Data for this task =>
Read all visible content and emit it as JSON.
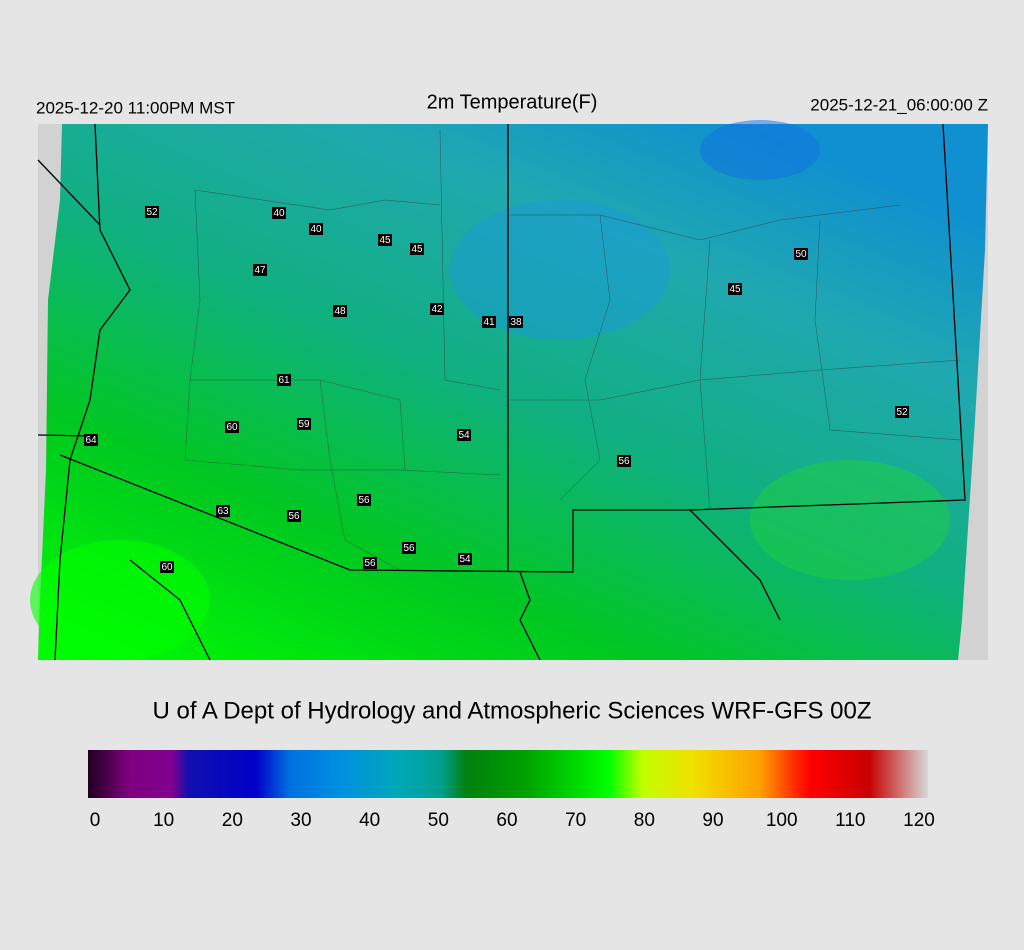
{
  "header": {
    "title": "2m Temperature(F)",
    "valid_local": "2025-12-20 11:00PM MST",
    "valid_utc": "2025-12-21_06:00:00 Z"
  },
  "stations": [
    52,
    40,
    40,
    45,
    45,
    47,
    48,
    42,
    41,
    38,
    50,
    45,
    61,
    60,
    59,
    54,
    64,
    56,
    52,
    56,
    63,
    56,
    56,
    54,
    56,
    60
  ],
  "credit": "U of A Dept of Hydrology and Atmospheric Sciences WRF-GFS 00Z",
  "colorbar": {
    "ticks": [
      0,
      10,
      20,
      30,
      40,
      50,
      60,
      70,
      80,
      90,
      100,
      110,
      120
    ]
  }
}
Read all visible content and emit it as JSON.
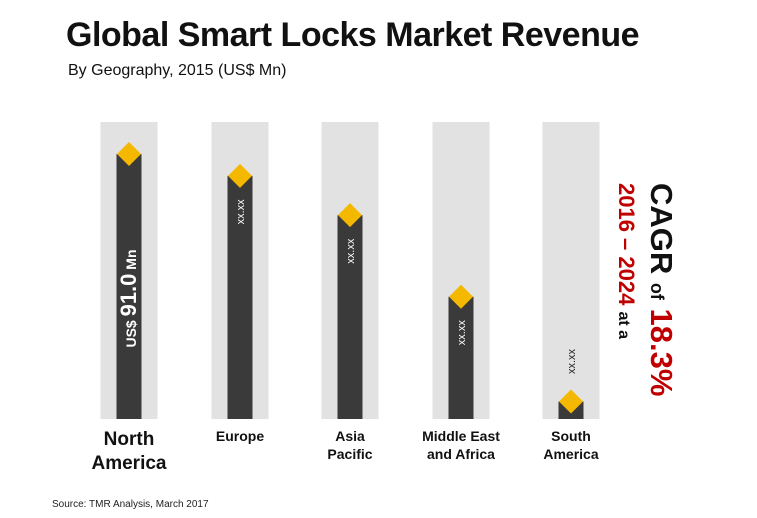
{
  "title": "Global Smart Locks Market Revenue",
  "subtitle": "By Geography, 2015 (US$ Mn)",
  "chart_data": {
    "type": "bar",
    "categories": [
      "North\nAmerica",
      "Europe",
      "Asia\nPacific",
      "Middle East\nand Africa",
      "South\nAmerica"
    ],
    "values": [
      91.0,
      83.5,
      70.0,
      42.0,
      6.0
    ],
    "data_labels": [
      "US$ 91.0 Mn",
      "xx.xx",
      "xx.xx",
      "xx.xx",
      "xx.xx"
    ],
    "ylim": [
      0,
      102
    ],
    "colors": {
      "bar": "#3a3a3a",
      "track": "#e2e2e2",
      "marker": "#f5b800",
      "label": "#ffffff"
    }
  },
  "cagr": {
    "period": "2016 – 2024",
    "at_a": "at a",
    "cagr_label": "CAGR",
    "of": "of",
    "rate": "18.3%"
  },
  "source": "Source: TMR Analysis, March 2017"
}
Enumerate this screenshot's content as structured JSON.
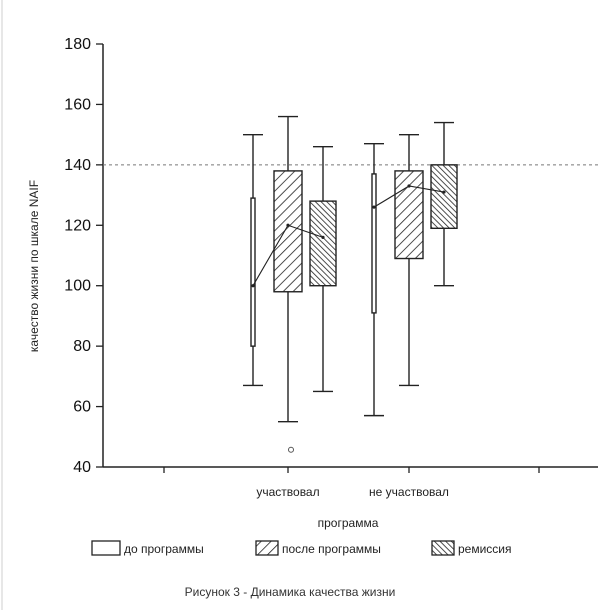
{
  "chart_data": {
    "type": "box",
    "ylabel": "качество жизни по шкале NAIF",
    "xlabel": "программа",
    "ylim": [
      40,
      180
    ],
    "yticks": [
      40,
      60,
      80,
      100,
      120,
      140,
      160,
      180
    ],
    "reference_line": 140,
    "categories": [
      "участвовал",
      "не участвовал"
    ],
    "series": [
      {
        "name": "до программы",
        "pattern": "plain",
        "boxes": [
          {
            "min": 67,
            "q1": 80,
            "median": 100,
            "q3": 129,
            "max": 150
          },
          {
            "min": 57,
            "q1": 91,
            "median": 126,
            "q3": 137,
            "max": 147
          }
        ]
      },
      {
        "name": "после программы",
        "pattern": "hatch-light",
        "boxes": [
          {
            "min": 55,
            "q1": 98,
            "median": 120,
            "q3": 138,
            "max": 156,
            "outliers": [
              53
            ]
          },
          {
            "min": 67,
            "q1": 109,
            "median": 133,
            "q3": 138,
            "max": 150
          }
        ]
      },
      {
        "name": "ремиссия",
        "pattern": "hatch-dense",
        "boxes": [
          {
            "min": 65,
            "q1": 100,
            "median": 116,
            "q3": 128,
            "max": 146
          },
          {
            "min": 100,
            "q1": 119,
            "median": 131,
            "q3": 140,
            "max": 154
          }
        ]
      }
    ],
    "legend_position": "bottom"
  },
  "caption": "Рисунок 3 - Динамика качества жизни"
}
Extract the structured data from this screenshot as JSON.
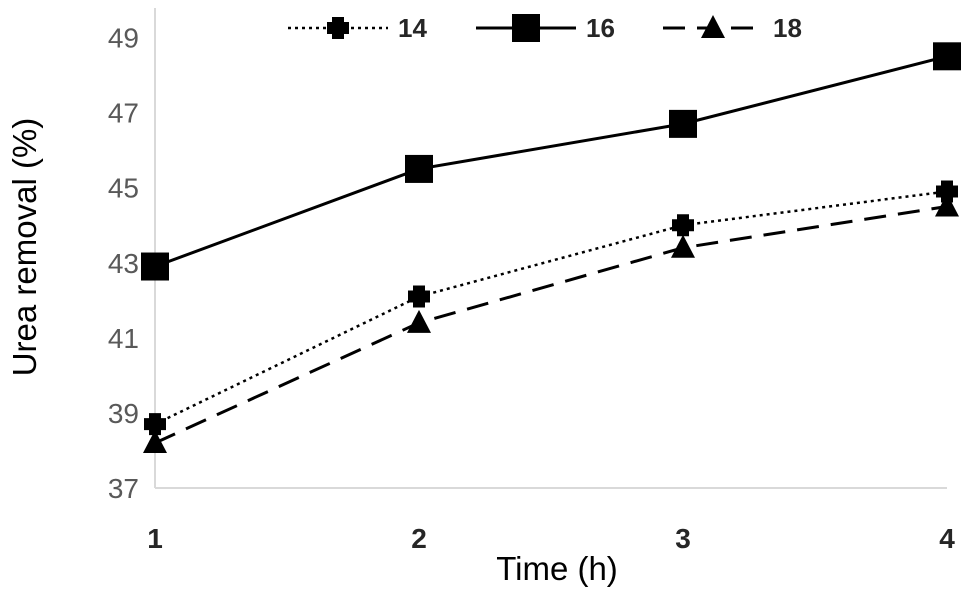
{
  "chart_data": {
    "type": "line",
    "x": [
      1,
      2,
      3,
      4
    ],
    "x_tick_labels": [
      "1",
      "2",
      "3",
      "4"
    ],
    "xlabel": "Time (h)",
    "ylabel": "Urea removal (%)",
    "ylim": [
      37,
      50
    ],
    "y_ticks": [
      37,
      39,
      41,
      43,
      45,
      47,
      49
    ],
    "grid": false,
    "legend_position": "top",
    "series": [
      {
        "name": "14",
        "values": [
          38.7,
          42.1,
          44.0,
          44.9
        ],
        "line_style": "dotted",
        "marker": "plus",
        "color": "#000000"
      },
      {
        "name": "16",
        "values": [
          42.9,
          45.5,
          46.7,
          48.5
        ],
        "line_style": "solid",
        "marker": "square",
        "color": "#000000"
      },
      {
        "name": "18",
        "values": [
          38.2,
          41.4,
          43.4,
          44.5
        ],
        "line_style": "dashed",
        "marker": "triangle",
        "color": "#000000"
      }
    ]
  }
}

Short problem =>
Leave out every picture, and write out exactly the lines from the one bearing "Extract the structured" through the final line.

Response to this task =>
Extract the structured data from this screenshot as JSON.
{
  "chart_data": {
    "type": "line",
    "x": [
      1,
      2,
      3,
      4
    ],
    "x_tick_labels": [
      "1",
      "2",
      "3",
      "4"
    ],
    "xlabel": "Time (h)",
    "ylabel": "Urea removal (%)",
    "ylim": [
      37,
      50
    ],
    "y_ticks": [
      37,
      39,
      41,
      43,
      45,
      47,
      49
    ],
    "grid": false,
    "legend_position": "top",
    "series": [
      {
        "name": "14",
        "values": [
          38.7,
          42.1,
          44.0,
          44.9
        ],
        "line_style": "dotted",
        "marker": "plus",
        "color": "#000000"
      },
      {
        "name": "16",
        "values": [
          42.9,
          45.5,
          46.7,
          48.5
        ],
        "line_style": "solid",
        "marker": "square",
        "color": "#000000"
      },
      {
        "name": "18",
        "values": [
          38.2,
          41.4,
          43.4,
          44.5
        ],
        "line_style": "dashed",
        "marker": "triangle",
        "color": "#000000"
      }
    ]
  }
}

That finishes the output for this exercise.